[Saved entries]
/---
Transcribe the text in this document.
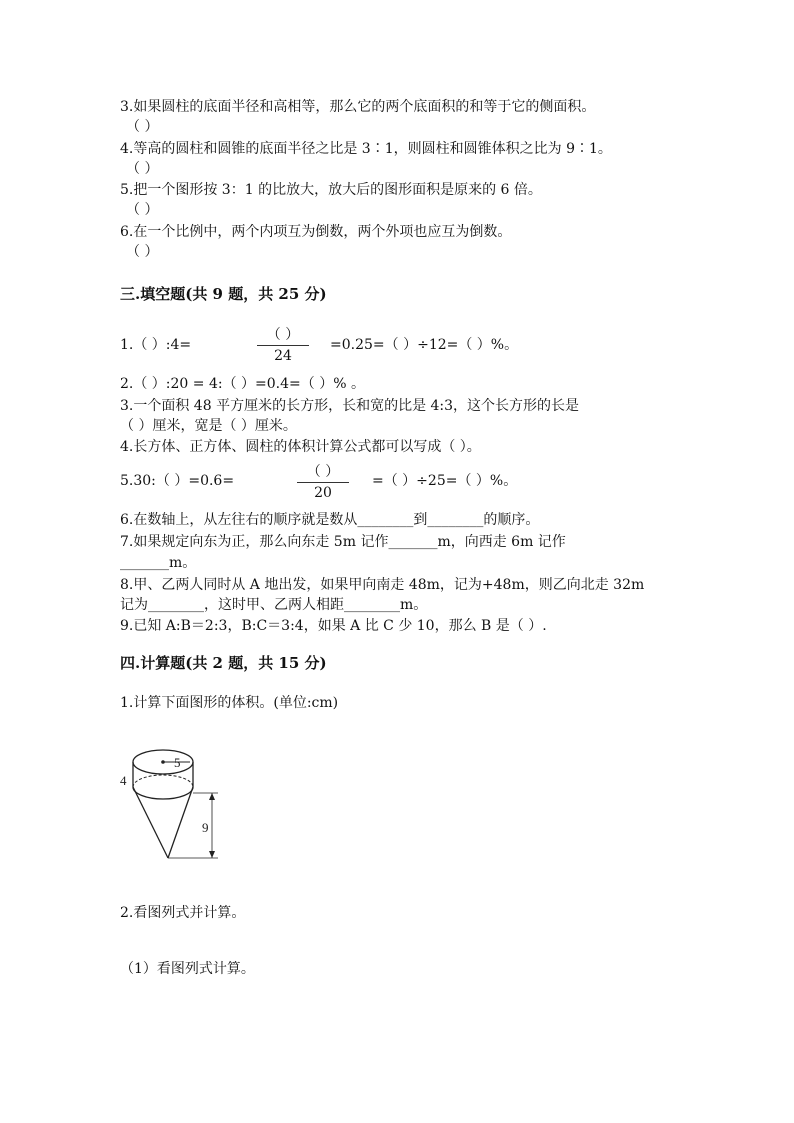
3.如果圆柱的底面半径和高相等，那么它的两个底面积的和等于它的侧面积。
（ ）
4.等高的圆柱和圆锥的底面半径之比是 3∶1，则圆柱和圆锥体积之比为 9∶1。
（ ）
5.把一个图形按 3：1 的比放大，放大后的图形面积是原来的 6 倍。
（ ）
6.在一个比例中，两个内项互为倒数，两个外项也应互为倒数。
（ ）
三.填空题(共 9 题，共 25 分)
1.（ ）:4=
（ ）
24
=0.25=（ ）÷12=（ ）%。
2.（ ）:20 = 4:（ ）=0.4=（ ）% 。
3.一个面积 48 平方厘米的长方形，长和宽的比是 4:3，这个长方形的长是
（ ）厘米，宽是（ ）厘米。
4.长方体、正方体、圆柱的体积计算公式都可以写成（ ）。
5.30:（ ）=0.6=
（ ）
20
=（ ）÷25=（ ）%。
6.在数轴上，从左往右的顺序就是数从________到________的顺序。
7.如果规定向东为正，那么向东走 5m 记作_______m，向西走 6m 记作
_______m。
8.甲、乙两人同时从 A 地出发，如果甲向南走 48m，记为+48m，则乙向北走 32m
记为________，这时甲、乙两人相距________m。
9.已知 A:B＝2:3，B:C＝3:4，如果 A 比 C 少 10，那么 B 是（ ）.
四.计算题(共 2 题，共 15 分)
1.计算下面图形的体积。(单位:cm)
5
4
9
2.看图列式并计算。
（1）看图列式计算。
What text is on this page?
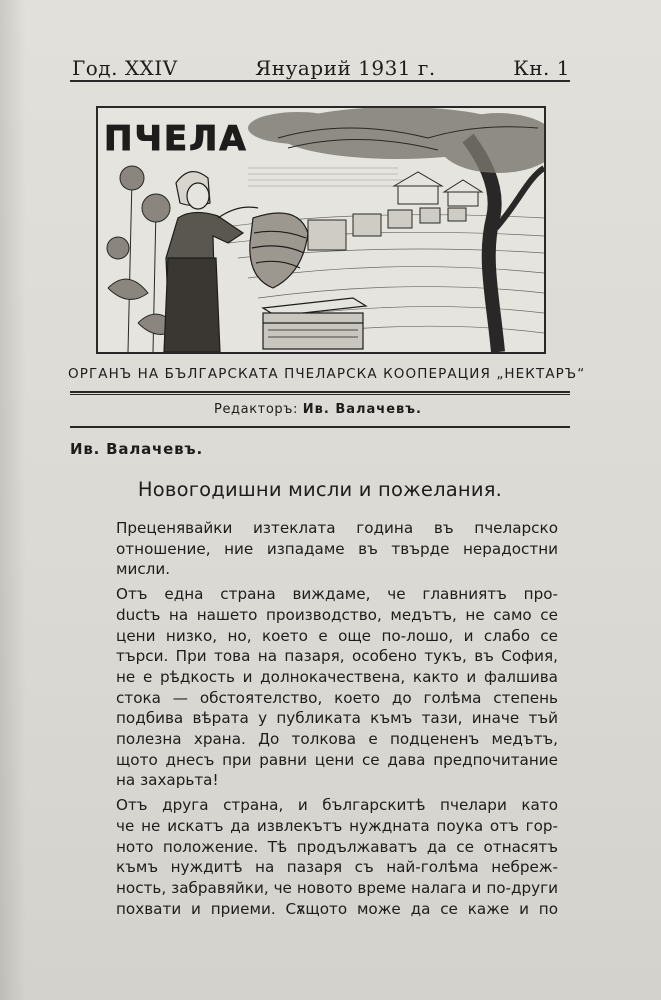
Год. XXIV	Януарий 1931 г.	Кн. 1
ПЧЕЛА
ОРГАНЪ НА БЪЛГАРСКАТА ПЧЕЛАРСКА КООПЕРАЦИЯ „НЕКТАРЪ“
Редакторъ: Ив. Валачевъ.
Ив. Валачевъ.
Новогодишни мисли и пожелания.

Преценявайки изтеклата година въ пчеларско
отношение, ние изпадаме въ твърде нерадостни
мисли.

Отъ една страна виждаме, че главниятъ про-
ductъ на нашето производство, медътъ, не само се
цени низко, но, което е още по-лошо, и слабо се
търси. При това на пазаря, особено тукъ, въ София,
не е рѣдкость и долнокачествена, както и фалшива
стока — обстоятелство, което до голѣма степень
подбива вѣрата у публиката къмъ тази, иначе тъй
полезна храна. До толкова е подцененъ медътъ,
щото днесъ при равни цени се дава предпочитание
на захарьта!

Отъ друга страна, и българскитѣ пчелари като
че не искатъ да извлекътъ нуждната поука отъ гор-
ното положение. Тѣ продължаватъ да се отнасятъ
къмъ нуждитѣ на пазаря съ най-голѣма небреж-
ность, забравяйки, че новото време налага и по-други
похвати и приеми. Сѫщото може да се каже и по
\---
__Goal__: Reproduce each record from above exactly; pictures do not belong in the copy.

__Exercise solution__:
Transcribe the text in this document.
3.如果圆柱的底面半径和高相等，那么它的两个底面积的和等于它的侧面积。
（ ）
4.等高的圆柱和圆锥的底面半径之比是 3∶1，则圆柱和圆锥体积之比为 9∶1。
（ ）
5.把一个图形按 3：1 的比放大，放大后的图形面积是原来的 6 倍。
（ ）
6.在一个比例中，两个内项互为倒数，两个外项也应互为倒数。
（ ）
三.填空题(共 9 题，共 25 分)
1.（ ）:4=
（ ）
24
=0.25=（ ）÷12=（ ）%。
2.（ ）:20 = 4:（ ）=0.4=（ ）% 。
3.一个面积 48 平方厘米的长方形，长和宽的比是 4:3，这个长方形的长是
（ ）厘米，宽是（ ）厘米。
4.长方体、正方体、圆柱的体积计算公式都可以写成（ ）。
5.30:（ ）=0.6=
（ ）
20
=（ ）÷25=（ ）%。
6.在数轴上，从左往右的顺序就是数从________到________的顺序。
7.如果规定向东为正，那么向东走 5m 记作_______m，向西走 6m 记作
_______m。
8.甲、乙两人同时从 A 地出发，如果甲向南走 48m，记为+48m，则乙向北走 32m
记为________，这时甲、乙两人相距________m。
9.已知 A:B＝2:3，B:C＝3:4，如果 A 比 C 少 10，那么 B 是（ ）.
四.计算题(共 2 题，共 15 分)
1.计算下面图形的体积。(单位:cm)
5
4
9
2.看图列式并计算。
（1）看图列式计算。
What text is on this page?
Год. XXIV	Януарий 1931 г.	Кн. 1
ПЧЕЛА
ОРГАНЪ НА БЪЛГАРСКАТА ПЧЕЛАРСКА КООПЕРАЦИЯ „НЕКТАРЪ“
Редакторъ: Ив. Валачевъ.
Ив. Валачевъ.
Новогодишни мисли и пожелания.

Преценявайки изтеклата година въ пчеларско
отношение, ние изпадаме въ твърде нерадостни
мисли.

Отъ една страна виждаме, че главниятъ про-
ductъ на нашето производство, медътъ, не само се
цени низко, но, което е още по-лошо, и слабо се
търси. При това на пазаря, особено тукъ, въ София,
не е рѣдкость и долнокачествена, както и фалшива
стока — обстоятелство, което до голѣма степень
подбива вѣрата у публиката къмъ тази, иначе тъй
полезна храна. До толкова е подцененъ медътъ,
щото днесъ при равни цени се дава предпочитание
на захарьта!

Отъ друга страна, и българскитѣ пчелари като
че не искатъ да извлекътъ нуждната поука отъ гор-
ното положение. Тѣ продължаватъ да се отнасятъ
къмъ нуждитѣ на пазаря съ най-голѣма небреж-
ность, забравяйки, че новото време налага и по-други
похвати и приеми. Сѫщото може да се каже и по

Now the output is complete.